Instructions for the task
Look through the listing and locate every line containing the word "content"; copy those lines.

Records for the task
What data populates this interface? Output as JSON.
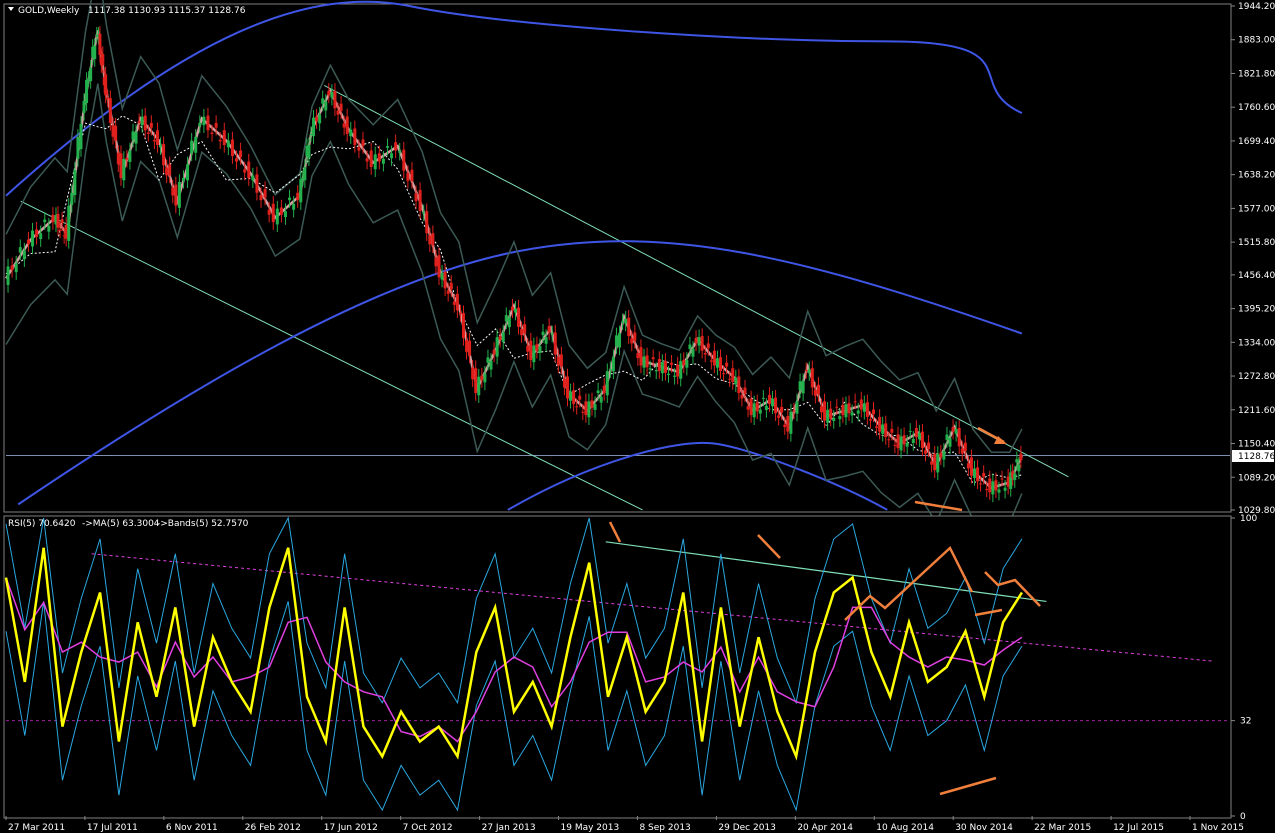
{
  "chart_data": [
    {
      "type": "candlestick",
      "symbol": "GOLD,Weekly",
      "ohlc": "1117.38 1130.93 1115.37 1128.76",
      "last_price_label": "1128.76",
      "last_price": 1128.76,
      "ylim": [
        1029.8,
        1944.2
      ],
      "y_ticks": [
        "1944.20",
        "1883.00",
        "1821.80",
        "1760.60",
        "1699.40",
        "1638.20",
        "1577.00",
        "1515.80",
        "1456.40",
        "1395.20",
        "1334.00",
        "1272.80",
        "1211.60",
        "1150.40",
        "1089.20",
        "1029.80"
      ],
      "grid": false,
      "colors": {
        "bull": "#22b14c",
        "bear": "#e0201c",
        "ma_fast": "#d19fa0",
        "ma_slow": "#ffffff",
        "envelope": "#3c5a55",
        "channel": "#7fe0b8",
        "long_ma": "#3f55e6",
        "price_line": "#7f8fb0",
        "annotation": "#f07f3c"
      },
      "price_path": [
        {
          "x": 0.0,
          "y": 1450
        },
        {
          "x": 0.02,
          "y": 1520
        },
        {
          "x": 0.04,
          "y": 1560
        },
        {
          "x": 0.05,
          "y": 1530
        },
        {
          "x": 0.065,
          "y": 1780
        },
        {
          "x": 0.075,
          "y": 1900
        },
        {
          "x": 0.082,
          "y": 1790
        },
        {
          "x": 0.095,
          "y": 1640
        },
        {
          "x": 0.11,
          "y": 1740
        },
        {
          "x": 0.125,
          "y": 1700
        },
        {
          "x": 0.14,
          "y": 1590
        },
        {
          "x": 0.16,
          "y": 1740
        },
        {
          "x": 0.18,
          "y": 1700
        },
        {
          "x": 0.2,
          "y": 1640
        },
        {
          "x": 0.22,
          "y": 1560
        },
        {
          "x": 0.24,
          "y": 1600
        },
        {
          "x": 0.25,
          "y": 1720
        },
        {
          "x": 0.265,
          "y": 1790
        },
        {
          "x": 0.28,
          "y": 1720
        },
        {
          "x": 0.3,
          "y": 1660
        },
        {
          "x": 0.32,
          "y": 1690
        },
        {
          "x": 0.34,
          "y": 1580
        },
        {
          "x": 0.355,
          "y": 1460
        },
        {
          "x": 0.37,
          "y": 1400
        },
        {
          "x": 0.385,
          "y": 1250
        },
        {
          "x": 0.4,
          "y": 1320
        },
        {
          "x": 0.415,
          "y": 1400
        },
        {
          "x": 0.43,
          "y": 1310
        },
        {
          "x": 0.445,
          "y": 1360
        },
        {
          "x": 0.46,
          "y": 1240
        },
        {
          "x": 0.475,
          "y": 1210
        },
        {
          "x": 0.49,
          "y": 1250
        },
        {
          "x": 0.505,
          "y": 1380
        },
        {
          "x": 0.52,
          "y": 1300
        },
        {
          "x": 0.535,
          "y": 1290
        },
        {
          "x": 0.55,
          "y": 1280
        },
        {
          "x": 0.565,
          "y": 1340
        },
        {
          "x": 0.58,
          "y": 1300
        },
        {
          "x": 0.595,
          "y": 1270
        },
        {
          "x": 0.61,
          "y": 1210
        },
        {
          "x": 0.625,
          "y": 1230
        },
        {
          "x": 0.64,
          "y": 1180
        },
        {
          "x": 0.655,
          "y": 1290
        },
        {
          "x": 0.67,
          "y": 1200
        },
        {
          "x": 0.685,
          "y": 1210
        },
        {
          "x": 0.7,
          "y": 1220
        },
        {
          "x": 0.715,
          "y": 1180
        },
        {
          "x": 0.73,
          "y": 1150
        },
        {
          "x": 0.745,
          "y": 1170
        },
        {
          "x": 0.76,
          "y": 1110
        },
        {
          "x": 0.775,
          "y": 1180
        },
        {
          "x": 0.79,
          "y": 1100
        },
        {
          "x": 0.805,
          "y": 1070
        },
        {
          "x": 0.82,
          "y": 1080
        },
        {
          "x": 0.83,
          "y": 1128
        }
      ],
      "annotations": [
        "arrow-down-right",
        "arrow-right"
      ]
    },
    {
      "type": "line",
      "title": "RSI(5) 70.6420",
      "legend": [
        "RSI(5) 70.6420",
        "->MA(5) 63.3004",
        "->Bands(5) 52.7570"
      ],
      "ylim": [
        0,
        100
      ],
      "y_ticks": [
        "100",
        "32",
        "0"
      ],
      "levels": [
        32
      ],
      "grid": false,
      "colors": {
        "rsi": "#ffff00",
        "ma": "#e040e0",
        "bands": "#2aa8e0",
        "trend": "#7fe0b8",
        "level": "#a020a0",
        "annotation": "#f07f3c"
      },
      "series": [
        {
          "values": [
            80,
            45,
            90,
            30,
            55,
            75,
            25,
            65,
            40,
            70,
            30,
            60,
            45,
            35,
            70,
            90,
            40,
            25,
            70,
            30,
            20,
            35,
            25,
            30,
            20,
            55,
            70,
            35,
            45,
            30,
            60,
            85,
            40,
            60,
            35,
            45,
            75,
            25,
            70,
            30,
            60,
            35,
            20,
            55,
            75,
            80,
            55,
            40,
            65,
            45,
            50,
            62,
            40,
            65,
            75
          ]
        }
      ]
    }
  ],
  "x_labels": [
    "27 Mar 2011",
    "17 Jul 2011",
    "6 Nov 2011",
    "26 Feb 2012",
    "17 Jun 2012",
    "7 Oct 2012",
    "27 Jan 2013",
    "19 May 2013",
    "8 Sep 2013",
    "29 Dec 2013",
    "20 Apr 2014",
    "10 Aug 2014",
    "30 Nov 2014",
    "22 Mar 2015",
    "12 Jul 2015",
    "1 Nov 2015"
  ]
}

* * *

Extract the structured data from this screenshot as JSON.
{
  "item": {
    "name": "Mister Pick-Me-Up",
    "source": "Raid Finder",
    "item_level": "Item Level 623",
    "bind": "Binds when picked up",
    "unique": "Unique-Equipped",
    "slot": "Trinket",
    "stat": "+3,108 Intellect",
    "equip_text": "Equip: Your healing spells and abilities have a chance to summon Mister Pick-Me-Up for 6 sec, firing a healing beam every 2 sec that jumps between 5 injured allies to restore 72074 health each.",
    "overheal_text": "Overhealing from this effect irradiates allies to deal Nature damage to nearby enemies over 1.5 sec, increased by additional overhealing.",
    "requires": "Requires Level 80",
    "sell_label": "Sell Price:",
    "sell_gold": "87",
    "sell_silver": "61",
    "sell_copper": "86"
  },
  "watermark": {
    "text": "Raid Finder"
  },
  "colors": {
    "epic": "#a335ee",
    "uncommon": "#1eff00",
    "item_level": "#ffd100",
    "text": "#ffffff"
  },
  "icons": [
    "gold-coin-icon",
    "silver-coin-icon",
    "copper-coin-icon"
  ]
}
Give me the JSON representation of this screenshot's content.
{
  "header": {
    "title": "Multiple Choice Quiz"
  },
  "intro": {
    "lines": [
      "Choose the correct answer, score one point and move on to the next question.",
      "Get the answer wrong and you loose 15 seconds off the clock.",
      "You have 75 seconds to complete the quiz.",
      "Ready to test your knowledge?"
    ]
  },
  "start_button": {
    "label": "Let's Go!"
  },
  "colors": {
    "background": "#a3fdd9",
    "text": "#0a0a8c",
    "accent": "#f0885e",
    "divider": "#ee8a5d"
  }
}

--

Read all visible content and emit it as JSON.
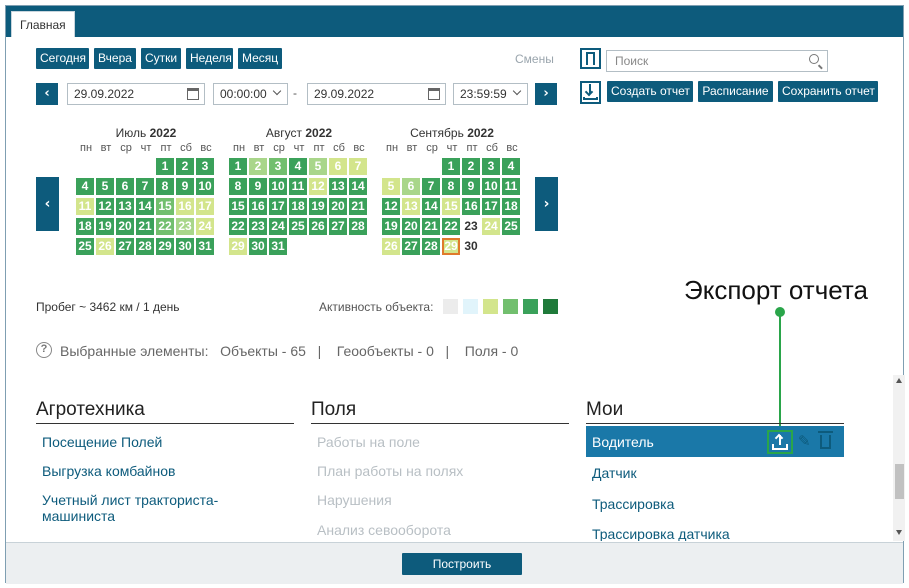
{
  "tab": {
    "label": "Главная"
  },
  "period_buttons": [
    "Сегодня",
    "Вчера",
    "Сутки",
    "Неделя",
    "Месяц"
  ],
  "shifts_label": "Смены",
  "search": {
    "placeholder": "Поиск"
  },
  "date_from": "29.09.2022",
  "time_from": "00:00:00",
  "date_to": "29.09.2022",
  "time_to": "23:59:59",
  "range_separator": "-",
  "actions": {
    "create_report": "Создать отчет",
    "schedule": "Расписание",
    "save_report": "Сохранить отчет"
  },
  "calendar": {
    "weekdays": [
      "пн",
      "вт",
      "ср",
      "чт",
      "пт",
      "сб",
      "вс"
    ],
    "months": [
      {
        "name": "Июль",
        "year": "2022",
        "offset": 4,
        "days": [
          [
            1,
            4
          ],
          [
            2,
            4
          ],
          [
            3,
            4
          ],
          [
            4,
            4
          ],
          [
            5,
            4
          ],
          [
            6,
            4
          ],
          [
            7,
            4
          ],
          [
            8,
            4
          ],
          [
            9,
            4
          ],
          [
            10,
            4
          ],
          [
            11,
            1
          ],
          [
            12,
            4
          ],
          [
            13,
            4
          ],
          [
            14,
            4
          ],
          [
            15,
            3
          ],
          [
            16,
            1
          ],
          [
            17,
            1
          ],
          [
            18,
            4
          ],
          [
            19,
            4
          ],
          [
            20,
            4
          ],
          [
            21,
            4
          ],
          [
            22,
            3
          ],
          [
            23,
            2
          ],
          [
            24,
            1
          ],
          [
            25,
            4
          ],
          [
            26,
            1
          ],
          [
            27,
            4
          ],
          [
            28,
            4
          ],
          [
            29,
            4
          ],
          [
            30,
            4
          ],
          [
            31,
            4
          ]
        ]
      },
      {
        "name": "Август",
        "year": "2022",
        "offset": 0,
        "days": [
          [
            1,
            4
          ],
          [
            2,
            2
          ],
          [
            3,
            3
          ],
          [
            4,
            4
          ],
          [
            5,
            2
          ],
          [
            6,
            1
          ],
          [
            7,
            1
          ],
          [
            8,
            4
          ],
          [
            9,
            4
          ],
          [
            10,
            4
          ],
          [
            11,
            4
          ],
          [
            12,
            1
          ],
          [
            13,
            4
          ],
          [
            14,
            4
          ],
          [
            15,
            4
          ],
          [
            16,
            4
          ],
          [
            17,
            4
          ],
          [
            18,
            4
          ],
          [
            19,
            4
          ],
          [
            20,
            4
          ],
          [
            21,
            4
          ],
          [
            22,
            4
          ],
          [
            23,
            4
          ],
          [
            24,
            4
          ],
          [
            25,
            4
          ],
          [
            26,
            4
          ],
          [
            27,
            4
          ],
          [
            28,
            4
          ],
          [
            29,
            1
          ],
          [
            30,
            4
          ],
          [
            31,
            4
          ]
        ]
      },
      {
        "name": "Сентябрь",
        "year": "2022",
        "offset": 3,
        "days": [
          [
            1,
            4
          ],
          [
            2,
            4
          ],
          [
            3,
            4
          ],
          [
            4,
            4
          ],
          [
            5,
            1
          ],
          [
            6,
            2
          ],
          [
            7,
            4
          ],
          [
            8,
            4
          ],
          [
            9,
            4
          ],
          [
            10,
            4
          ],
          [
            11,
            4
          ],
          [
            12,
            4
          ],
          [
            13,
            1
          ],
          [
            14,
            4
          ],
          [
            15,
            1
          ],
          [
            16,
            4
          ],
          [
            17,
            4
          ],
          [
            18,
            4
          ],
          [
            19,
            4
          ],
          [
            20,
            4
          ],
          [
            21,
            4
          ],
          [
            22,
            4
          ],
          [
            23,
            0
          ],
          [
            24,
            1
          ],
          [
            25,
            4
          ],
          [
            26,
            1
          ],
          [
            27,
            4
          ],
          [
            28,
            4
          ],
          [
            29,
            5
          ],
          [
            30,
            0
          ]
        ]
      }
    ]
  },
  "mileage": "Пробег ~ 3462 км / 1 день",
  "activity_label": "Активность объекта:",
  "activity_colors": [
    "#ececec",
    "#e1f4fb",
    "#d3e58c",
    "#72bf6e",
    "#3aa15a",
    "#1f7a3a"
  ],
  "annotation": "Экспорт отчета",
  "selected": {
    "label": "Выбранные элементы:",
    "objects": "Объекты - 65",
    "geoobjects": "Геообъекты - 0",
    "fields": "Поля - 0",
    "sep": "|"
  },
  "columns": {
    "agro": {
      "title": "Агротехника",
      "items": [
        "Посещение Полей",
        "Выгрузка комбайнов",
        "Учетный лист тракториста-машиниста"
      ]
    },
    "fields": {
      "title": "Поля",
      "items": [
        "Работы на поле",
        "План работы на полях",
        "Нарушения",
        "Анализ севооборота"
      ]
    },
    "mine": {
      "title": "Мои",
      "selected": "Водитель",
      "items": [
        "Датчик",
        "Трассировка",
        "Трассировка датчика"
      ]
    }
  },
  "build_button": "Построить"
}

Right answer
Give me the JSON representation of this screenshot's content.
Read all visible content and emit it as JSON.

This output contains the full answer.